Below are some records. Pull every line that contains the word "crimson".

— Start of Data supplied —

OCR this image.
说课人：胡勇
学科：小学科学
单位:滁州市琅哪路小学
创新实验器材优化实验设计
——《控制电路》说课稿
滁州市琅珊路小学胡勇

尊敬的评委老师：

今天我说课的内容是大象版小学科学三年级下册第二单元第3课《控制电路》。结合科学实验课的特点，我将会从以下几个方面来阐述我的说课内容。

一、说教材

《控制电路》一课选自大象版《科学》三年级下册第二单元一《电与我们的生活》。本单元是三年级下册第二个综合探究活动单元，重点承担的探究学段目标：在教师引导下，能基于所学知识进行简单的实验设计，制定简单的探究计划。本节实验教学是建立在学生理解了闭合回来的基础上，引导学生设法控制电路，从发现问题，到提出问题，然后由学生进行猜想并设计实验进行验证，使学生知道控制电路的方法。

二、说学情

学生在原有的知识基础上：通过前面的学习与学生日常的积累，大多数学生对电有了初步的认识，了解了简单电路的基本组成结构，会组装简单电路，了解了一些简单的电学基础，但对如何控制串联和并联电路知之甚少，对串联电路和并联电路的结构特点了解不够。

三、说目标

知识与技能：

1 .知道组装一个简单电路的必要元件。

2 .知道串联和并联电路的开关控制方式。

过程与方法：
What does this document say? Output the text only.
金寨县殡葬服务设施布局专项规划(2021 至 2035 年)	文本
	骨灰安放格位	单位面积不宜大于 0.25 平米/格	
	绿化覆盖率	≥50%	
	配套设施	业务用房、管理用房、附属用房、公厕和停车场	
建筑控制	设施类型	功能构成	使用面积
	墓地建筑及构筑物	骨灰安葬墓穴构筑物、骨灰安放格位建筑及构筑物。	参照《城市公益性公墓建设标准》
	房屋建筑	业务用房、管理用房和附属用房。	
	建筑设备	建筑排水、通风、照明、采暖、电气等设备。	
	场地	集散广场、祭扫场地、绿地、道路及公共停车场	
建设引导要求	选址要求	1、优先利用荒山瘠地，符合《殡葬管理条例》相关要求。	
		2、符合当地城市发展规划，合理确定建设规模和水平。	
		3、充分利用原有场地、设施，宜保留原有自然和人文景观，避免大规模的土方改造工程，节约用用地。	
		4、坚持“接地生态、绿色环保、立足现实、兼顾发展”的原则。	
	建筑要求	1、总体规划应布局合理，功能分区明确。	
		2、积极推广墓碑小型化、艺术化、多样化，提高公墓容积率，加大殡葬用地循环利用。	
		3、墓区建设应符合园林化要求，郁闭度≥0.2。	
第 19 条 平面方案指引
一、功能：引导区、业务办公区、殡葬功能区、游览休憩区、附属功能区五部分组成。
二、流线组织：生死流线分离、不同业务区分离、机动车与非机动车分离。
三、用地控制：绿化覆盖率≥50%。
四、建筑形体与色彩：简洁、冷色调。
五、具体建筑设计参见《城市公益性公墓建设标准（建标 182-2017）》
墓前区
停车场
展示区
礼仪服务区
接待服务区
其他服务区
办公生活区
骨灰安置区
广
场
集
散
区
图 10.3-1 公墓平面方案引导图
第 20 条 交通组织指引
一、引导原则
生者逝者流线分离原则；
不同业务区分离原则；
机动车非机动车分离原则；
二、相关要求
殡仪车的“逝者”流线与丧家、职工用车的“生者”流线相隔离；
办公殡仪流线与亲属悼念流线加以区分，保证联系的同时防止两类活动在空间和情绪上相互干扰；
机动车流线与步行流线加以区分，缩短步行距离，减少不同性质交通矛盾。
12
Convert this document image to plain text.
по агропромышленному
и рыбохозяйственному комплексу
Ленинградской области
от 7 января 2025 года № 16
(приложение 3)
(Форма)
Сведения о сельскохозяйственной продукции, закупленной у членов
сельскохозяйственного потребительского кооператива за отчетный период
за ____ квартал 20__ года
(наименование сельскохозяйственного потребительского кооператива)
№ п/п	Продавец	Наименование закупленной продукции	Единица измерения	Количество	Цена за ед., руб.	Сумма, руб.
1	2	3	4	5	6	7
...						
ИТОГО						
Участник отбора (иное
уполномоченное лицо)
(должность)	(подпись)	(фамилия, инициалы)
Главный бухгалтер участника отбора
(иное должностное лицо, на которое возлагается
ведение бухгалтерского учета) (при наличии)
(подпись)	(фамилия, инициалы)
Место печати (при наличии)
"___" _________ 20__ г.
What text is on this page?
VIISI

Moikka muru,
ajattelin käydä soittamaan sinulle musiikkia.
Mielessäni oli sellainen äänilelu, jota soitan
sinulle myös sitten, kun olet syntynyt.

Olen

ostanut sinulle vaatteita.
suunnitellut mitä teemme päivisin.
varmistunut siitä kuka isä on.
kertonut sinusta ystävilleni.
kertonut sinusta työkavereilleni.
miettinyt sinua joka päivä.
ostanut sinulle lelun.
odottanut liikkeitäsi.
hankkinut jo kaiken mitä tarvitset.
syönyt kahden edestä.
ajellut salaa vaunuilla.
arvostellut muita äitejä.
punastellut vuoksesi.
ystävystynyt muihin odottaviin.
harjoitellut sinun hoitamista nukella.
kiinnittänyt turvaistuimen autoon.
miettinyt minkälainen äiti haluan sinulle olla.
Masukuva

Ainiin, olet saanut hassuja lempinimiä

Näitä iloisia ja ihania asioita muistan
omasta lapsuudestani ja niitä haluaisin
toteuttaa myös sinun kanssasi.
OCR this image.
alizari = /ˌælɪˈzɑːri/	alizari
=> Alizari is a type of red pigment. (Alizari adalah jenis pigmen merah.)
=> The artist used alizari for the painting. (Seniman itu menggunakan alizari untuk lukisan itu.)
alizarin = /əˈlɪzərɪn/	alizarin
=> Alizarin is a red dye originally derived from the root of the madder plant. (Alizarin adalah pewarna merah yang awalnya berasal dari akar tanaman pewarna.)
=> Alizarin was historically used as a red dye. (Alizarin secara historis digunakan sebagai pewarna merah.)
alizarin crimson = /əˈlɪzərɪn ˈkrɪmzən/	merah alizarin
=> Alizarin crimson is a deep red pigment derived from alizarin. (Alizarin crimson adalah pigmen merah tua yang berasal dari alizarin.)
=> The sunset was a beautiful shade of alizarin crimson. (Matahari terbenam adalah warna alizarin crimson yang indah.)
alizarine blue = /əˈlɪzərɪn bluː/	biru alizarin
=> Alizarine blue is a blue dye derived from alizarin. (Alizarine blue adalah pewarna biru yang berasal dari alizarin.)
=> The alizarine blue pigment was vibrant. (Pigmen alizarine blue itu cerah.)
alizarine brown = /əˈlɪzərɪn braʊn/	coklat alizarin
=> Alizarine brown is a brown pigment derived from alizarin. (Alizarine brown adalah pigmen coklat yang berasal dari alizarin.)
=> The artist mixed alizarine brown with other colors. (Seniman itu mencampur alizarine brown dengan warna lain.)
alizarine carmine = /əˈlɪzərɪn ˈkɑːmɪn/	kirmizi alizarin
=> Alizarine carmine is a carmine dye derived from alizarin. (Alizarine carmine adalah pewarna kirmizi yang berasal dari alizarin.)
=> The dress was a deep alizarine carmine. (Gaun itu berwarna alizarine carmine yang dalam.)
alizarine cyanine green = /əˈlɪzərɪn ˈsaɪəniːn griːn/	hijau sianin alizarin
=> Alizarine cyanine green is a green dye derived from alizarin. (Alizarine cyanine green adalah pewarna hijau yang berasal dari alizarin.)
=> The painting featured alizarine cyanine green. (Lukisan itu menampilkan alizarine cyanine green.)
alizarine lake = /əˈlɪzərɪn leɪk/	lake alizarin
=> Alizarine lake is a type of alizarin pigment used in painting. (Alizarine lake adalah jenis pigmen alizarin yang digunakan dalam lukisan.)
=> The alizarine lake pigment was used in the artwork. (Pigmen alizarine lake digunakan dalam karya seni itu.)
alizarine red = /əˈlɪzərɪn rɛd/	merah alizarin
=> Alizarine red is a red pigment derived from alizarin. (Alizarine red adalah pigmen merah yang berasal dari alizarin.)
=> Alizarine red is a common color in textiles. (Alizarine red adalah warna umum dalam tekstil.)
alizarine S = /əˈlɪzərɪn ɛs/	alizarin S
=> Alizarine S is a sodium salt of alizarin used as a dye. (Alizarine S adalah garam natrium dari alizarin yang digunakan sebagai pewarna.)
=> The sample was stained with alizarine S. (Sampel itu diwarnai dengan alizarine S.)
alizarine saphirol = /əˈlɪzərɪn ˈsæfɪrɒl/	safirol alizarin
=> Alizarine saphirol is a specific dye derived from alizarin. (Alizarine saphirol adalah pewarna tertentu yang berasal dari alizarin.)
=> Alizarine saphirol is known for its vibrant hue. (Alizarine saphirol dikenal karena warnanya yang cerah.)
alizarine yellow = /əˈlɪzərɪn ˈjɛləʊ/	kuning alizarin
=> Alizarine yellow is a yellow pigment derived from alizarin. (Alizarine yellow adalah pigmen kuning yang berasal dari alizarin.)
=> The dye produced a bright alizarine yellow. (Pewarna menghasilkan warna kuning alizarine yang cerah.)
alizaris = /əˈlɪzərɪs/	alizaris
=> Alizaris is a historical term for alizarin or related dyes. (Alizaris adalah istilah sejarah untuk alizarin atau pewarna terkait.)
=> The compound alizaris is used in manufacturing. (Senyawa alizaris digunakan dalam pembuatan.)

— End of Data supplied —

▶ **In response**
alizarin crimson = /əˈlɪzərɪn ˈkrɪmzən/	merah alizarin
=> Alizarin crimson is a deep red pigment derived from alizarin. (Alizarin crimson adalah pigmen merah tua yang berasal dari alizarin.)
=> The sunset was a beautiful shade of alizarin crimson. (Matahari terbenam adalah warna alizarin crimson yang indah.)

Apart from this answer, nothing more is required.